__DATASET ENTRIES__
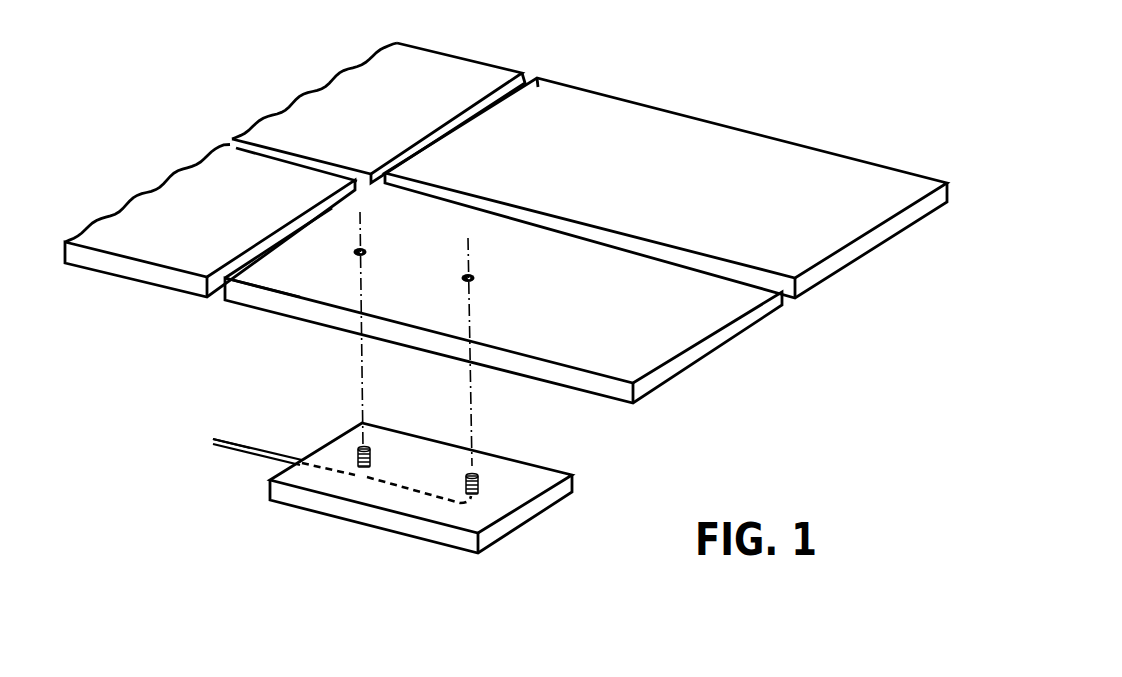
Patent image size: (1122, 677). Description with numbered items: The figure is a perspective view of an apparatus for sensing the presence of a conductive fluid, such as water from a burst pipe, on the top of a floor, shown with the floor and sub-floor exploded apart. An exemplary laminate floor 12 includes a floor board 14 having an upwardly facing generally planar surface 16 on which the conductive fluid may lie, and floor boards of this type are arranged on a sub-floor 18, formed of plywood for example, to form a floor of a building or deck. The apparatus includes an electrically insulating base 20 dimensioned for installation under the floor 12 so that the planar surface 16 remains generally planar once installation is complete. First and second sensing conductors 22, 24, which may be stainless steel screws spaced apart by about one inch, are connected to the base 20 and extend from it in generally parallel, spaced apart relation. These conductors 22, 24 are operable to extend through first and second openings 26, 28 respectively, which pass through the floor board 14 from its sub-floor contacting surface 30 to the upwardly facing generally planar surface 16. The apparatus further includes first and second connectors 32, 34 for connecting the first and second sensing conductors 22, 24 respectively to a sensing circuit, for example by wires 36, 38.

The floor 12 is at (506, 173).
The floor board 14 is at (503, 308).
The upwardly facing generally planar surface 16 is at (672, 310).
The sub-floor 18 is at (667, 473).
The electrically insulating base 20 is at (422, 502).
The first sensing conductor 22 is at (367, 447).
The second sensing conductor 24 is at (478, 480).
The first opening 26 is at (365, 248).
The second opening 28 is at (474, 276).
The sub-floor contacting surface 30 is at (275, 304).
The first connector 32 is at (371, 472).
The second connector 34 is at (470, 497).
The wire 36 is at (272, 452).
The wire 38 is at (242, 457).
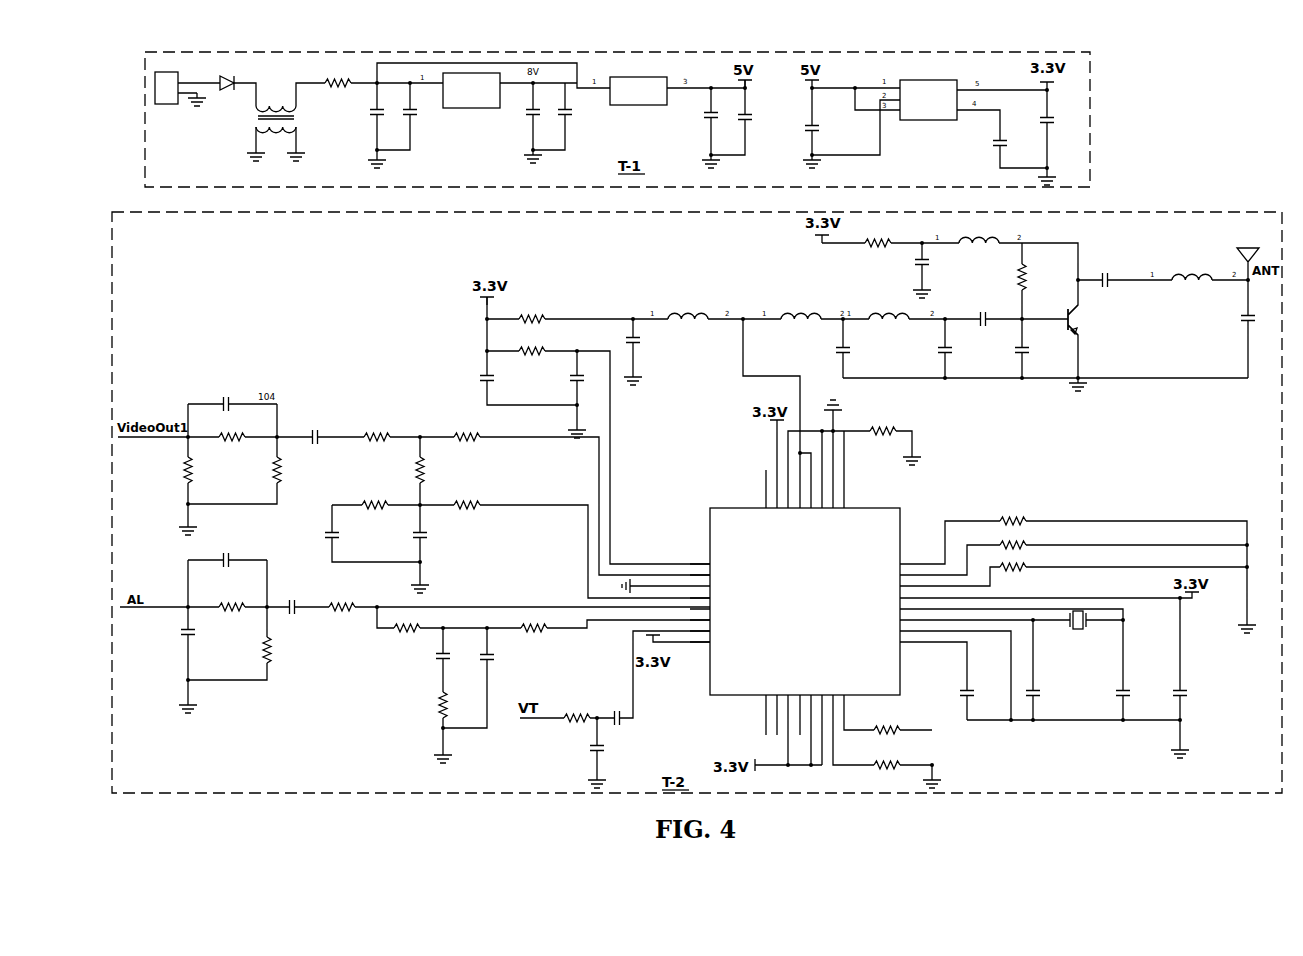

__PROMPT__
Reproduce every row above verbatim, omitting the pictures.

__EXERCISE RESPONSE__
Patent image size: (1122, 677). Description with numbered items: The figure is a perspective view of an apparatus for sensing the presence of a conductive fluid, such as water from a burst pipe, on the top of a floor, shown with the floor and sub-floor exploded apart. An exemplary laminate floor 12 includes a floor board 14 having an upwardly facing generally planar surface 16 on which the conductive fluid may lie, and floor boards of this type are arranged on a sub-floor 18, formed of plywood for example, to form a floor of a building or deck. The apparatus includes an electrically insulating base 20 dimensioned for installation under the floor 12 so that the planar surface 16 remains generally planar once installation is complete. First and second sensing conductors 22, 24, which may be stainless steel screws spaced apart by about one inch, are connected to the base 20 and extend from it in generally parallel, spaced apart relation. These conductors 22, 24 are operable to extend through first and second openings 26, 28 respectively, which pass through the floor board 14 from its sub-floor contacting surface 30 to the upwardly facing generally planar surface 16. The apparatus further includes first and second connectors 32, 34 for connecting the first and second sensing conductors 22, 24 respectively to a sensing circuit, for example by wires 36, 38.

The floor 12 is at (506, 173).
The floor board 14 is at (503, 308).
The upwardly facing generally planar surface 16 is at (672, 310).
The sub-floor 18 is at (667, 473).
The electrically insulating base 20 is at (422, 502).
The first sensing conductor 22 is at (367, 447).
The second sensing conductor 24 is at (478, 480).
The first opening 26 is at (365, 248).
The second opening 28 is at (474, 276).
The sub-floor contacting surface 30 is at (275, 304).
The first connector 32 is at (371, 472).
The second connector 34 is at (470, 497).
The wire 36 is at (272, 452).
The wire 38 is at (242, 457).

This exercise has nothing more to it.